WHAT THE TASK REQUIRES »
Write out all of the entries that follow, word for word, but skip the pictures.

RECORDS TO USE »
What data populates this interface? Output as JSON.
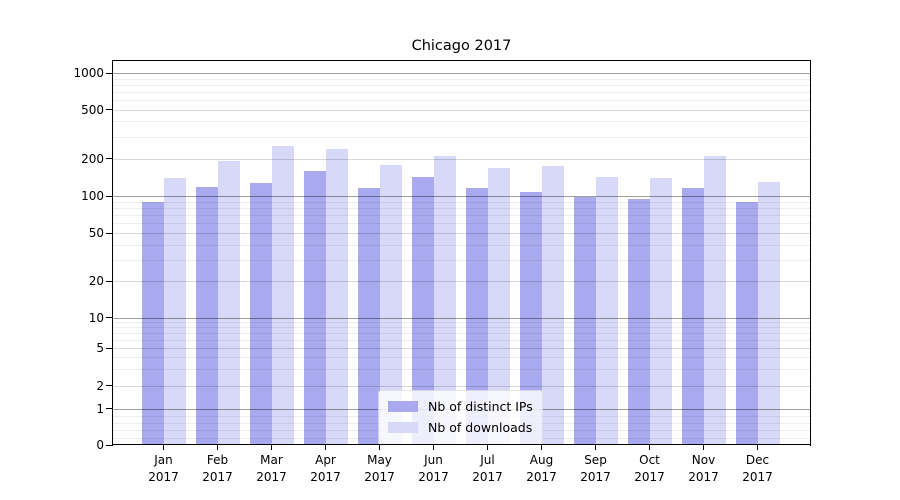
{
  "chart_data": {
    "type": "bar",
    "title": "Chicago 2017",
    "yscale": "symlog",
    "grid": true,
    "legend_position": "lower center",
    "ylim": [
      0,
      1260
    ],
    "y_ticks": [
      0,
      1,
      2,
      5,
      10,
      20,
      50,
      100,
      200,
      500,
      1000
    ],
    "categories": [
      "Jan 2017",
      "Feb 2017",
      "Mar 2017",
      "Apr 2017",
      "May 2017",
      "Jun 2017",
      "Jul 2017",
      "Aug 2017",
      "Sep 2017",
      "Oct 2017",
      "Nov 2017",
      "Dec 2017"
    ],
    "series": [
      {
        "name": "Nb of distinct IPs",
        "color": "#a9a9f0",
        "values": [
          90,
          118,
          127,
          158,
          116,
          143,
          117,
          107,
          99,
          94,
          117,
          90
        ]
      },
      {
        "name": "Nb of downloads",
        "color": "#d8d8f8",
        "values": [
          139,
          192,
          255,
          240,
          179,
          211,
          168,
          173,
          141,
          139,
          211,
          129
        ]
      }
    ]
  }
}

RESPONSE »
What data populates this interface? Output as JSON.
{
  "chart_data": {
    "type": "bar",
    "title": "Chicago 2017",
    "yscale": "symlog",
    "grid": true,
    "legend_position": "lower center",
    "ylim": [
      0,
      1260
    ],
    "y_ticks": [
      0,
      1,
      2,
      5,
      10,
      20,
      50,
      100,
      200,
      500,
      1000
    ],
    "categories": [
      "Jan 2017",
      "Feb 2017",
      "Mar 2017",
      "Apr 2017",
      "May 2017",
      "Jun 2017",
      "Jul 2017",
      "Aug 2017",
      "Sep 2017",
      "Oct 2017",
      "Nov 2017",
      "Dec 2017"
    ],
    "series": [
      {
        "name": "Nb of distinct IPs",
        "color": "#a9a9f0",
        "values": [
          90,
          118,
          127,
          158,
          116,
          143,
          117,
          107,
          99,
          94,
          117,
          90
        ]
      },
      {
        "name": "Nb of downloads",
        "color": "#d8d8f8",
        "values": [
          139,
          192,
          255,
          240,
          179,
          211,
          168,
          173,
          141,
          139,
          211,
          129
        ]
      }
    ]
  }
}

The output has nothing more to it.